++++ ENTRIES PROVIDED ++++

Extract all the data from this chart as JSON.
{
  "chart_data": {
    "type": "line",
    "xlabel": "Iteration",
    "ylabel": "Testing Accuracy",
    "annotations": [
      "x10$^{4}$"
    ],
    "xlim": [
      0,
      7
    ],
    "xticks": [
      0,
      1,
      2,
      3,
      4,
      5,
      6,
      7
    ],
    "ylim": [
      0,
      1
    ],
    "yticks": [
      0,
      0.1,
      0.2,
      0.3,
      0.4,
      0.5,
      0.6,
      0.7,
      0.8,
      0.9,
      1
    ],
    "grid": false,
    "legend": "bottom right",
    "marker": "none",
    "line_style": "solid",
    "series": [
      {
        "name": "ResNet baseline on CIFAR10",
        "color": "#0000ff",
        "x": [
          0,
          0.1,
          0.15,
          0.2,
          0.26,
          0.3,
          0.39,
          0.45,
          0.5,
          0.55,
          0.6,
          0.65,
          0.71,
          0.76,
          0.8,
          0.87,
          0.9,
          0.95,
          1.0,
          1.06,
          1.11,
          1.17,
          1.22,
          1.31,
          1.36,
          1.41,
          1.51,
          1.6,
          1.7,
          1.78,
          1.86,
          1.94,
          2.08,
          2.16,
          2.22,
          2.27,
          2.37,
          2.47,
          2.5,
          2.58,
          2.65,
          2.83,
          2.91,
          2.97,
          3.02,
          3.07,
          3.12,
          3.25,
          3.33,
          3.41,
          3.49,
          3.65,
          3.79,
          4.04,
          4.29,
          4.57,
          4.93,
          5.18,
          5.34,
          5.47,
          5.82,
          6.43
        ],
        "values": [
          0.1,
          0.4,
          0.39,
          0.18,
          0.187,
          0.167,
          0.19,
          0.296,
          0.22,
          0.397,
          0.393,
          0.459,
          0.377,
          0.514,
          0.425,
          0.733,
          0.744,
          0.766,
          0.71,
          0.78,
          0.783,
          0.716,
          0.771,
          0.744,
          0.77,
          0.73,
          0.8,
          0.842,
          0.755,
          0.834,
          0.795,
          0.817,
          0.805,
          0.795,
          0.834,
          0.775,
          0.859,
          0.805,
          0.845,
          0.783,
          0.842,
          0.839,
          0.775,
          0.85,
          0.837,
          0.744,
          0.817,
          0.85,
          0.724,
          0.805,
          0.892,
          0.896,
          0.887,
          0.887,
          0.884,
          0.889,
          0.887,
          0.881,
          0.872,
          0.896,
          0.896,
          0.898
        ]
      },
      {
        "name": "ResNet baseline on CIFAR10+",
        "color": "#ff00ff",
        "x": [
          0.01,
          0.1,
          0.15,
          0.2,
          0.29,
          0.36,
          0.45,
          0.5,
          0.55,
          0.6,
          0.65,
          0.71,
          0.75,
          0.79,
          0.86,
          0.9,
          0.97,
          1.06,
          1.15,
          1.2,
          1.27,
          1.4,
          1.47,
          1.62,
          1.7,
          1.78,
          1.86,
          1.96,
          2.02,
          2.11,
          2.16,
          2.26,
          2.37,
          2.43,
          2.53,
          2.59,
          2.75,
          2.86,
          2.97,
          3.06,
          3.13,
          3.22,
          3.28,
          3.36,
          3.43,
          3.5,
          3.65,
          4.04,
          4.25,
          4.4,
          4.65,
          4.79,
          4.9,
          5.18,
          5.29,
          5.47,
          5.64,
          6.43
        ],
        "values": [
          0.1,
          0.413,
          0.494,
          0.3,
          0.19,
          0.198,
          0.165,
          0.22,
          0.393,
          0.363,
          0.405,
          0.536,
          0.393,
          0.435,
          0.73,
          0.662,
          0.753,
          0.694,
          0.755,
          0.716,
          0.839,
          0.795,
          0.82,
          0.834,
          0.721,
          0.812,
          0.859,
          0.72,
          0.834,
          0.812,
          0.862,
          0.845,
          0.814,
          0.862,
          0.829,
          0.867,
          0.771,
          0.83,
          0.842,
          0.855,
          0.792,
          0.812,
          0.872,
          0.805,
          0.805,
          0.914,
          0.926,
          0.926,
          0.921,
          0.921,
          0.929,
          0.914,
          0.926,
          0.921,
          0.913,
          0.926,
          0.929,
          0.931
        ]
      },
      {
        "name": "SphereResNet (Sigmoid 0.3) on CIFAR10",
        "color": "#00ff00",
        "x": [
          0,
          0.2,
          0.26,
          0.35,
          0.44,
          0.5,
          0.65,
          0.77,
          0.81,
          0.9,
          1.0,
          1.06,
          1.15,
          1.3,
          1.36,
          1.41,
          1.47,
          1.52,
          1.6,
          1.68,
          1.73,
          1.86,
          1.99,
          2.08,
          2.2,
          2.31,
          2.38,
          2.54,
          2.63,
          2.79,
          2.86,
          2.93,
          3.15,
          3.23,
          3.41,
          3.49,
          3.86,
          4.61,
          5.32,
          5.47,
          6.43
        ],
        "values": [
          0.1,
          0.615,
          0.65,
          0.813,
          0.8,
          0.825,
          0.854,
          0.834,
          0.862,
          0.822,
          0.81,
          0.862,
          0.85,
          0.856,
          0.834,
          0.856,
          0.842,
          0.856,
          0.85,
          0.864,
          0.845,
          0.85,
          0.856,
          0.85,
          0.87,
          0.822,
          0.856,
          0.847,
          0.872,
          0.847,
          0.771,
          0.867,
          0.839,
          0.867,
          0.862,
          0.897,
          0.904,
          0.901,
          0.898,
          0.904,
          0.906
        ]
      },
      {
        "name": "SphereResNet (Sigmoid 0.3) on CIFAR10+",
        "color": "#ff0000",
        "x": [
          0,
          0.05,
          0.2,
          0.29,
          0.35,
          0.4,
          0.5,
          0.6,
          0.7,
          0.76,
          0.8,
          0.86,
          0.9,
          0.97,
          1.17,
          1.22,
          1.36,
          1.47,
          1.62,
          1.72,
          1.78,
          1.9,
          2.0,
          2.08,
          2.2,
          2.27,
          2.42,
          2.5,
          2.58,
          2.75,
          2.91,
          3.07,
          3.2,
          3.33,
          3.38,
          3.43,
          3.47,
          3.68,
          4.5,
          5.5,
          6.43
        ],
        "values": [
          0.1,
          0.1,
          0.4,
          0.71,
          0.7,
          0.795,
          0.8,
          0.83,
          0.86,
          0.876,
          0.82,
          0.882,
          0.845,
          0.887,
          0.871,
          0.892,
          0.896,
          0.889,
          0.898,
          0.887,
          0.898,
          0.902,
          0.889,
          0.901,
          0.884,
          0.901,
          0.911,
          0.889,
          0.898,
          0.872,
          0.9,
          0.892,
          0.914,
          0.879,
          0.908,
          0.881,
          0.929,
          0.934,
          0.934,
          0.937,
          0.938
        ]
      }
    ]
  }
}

++++

**EXERCISE**. Check each line of the entries above, and show every one holding the word "SphereResNet".

**FINISHED TASK**.
        "name": "SphereResNet (Sigmoid 0.3) on CIFAR10",
        "name": "SphereResNet (Sigmoid 0.3) on CIFAR10+",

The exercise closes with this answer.